WHAT THE TASK REQUIRES:
Pick out each line containing the string "Cattle" and copy it.

Dataset listings of figures:
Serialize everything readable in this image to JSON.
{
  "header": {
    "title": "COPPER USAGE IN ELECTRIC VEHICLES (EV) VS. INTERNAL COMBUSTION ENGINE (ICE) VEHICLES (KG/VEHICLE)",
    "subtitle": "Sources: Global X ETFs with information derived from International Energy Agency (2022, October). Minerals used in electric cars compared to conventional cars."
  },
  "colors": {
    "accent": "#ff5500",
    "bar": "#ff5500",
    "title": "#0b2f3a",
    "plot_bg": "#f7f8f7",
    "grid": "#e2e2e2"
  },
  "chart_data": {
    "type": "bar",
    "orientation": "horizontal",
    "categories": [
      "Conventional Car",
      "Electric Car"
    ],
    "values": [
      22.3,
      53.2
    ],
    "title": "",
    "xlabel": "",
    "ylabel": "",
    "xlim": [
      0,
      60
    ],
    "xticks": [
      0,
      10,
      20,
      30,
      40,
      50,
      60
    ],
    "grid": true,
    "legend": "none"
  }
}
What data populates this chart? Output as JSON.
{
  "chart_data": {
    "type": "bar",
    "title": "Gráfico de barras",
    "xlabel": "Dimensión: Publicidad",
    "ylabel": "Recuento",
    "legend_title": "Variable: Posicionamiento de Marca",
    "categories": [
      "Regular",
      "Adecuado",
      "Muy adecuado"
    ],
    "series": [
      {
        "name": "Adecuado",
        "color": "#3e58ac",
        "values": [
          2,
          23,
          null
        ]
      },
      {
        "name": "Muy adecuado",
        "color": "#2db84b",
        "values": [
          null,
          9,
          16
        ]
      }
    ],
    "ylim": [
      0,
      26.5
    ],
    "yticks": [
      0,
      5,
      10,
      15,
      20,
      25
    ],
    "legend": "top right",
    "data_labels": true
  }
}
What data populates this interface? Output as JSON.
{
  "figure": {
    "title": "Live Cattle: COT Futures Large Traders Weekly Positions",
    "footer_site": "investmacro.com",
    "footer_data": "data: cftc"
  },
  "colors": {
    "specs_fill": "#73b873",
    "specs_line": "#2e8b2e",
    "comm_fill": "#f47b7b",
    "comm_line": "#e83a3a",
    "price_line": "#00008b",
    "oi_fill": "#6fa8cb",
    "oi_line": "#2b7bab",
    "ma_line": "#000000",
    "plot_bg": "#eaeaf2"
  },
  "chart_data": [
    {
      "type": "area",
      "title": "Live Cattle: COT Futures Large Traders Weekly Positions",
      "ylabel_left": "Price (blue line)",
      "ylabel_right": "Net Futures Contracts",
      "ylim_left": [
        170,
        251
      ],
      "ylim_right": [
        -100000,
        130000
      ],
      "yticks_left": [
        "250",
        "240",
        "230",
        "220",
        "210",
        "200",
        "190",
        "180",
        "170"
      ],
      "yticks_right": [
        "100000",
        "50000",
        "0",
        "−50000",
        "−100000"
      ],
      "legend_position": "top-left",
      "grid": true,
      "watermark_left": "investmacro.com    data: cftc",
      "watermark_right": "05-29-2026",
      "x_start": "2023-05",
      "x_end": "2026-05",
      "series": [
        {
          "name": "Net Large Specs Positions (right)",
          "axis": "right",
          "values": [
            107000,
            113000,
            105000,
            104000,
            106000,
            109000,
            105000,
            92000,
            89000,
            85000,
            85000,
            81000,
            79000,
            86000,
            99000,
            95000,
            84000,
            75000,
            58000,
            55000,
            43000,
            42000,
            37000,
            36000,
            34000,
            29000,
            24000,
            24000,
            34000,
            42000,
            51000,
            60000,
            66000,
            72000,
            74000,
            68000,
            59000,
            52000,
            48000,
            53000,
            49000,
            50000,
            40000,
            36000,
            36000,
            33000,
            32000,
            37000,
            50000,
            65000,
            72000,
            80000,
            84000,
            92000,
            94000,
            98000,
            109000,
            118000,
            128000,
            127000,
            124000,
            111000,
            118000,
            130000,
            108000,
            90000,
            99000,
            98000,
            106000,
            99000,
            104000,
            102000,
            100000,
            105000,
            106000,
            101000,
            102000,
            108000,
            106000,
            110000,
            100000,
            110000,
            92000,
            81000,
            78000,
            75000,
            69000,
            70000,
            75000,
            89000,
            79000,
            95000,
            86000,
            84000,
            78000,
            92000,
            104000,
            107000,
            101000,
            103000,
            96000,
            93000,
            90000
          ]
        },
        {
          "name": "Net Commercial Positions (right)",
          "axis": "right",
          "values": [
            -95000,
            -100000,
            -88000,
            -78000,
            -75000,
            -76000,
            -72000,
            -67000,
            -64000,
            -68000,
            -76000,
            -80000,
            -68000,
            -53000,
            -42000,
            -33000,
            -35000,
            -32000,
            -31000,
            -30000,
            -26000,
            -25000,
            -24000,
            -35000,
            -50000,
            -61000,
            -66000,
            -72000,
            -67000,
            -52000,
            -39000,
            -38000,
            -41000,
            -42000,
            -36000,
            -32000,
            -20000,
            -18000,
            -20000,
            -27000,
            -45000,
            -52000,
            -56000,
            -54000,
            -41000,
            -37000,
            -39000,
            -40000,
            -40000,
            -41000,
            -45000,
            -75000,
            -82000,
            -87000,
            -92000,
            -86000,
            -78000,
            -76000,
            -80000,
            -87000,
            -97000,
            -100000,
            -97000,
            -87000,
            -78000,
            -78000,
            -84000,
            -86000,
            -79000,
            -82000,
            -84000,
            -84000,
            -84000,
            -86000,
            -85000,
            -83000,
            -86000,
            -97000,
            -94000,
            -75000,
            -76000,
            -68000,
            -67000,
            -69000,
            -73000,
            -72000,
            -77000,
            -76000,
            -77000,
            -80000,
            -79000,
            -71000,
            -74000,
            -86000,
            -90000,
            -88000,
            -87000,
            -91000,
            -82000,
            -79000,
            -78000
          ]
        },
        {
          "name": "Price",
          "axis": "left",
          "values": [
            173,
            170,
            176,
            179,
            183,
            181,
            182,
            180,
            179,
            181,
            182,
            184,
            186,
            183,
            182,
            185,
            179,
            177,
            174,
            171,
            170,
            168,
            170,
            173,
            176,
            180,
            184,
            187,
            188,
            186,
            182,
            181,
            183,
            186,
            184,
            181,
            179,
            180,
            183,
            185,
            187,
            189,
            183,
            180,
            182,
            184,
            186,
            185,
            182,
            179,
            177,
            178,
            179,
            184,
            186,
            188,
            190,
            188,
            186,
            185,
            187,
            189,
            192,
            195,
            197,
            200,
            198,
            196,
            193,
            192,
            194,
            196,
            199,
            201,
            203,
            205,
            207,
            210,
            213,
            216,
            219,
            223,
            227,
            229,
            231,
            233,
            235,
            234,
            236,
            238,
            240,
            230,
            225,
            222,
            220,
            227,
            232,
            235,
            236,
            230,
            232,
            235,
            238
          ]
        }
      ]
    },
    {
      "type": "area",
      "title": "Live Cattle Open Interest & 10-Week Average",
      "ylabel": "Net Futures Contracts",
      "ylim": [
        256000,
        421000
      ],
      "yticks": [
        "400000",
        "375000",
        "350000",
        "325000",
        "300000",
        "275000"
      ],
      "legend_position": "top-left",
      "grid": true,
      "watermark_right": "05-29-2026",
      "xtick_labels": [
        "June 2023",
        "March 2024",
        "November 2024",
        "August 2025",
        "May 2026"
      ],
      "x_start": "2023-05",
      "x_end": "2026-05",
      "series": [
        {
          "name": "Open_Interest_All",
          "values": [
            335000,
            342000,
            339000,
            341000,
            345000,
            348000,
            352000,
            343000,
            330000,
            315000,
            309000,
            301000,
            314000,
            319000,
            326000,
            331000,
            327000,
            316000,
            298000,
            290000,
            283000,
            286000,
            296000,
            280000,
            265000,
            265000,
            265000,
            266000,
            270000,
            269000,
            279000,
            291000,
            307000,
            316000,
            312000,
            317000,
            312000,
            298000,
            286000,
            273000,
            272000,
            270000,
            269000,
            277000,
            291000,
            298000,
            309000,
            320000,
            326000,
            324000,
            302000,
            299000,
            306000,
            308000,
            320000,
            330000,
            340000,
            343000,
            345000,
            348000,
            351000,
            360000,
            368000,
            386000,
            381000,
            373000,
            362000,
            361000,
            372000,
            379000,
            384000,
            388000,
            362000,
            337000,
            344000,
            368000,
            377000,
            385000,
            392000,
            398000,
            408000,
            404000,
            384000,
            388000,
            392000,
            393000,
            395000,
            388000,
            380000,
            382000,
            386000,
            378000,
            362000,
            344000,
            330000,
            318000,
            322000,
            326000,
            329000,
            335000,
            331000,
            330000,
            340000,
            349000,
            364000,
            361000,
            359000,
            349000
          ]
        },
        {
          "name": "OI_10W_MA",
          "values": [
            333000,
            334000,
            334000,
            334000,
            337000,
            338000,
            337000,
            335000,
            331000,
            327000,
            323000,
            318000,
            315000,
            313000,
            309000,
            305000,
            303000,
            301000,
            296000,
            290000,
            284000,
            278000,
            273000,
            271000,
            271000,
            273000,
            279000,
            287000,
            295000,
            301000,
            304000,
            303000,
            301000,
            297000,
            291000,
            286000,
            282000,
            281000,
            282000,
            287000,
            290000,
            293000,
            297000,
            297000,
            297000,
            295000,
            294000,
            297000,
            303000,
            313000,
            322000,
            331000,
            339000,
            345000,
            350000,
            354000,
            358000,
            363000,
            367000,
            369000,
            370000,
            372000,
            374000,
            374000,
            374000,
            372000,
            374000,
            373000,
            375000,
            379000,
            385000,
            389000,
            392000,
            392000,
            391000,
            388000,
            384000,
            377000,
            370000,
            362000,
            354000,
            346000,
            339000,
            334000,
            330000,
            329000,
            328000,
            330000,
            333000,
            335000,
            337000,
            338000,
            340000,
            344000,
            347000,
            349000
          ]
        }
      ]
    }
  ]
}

EXERCISE ANSWER:
    "title": "Live Cattle: COT Futures Large Traders Weekly Positions",
      "title": "Live Cattle: COT Futures Large Traders Weekly Positions",
      "title": "Live Cattle Open Interest & 10-Week Average",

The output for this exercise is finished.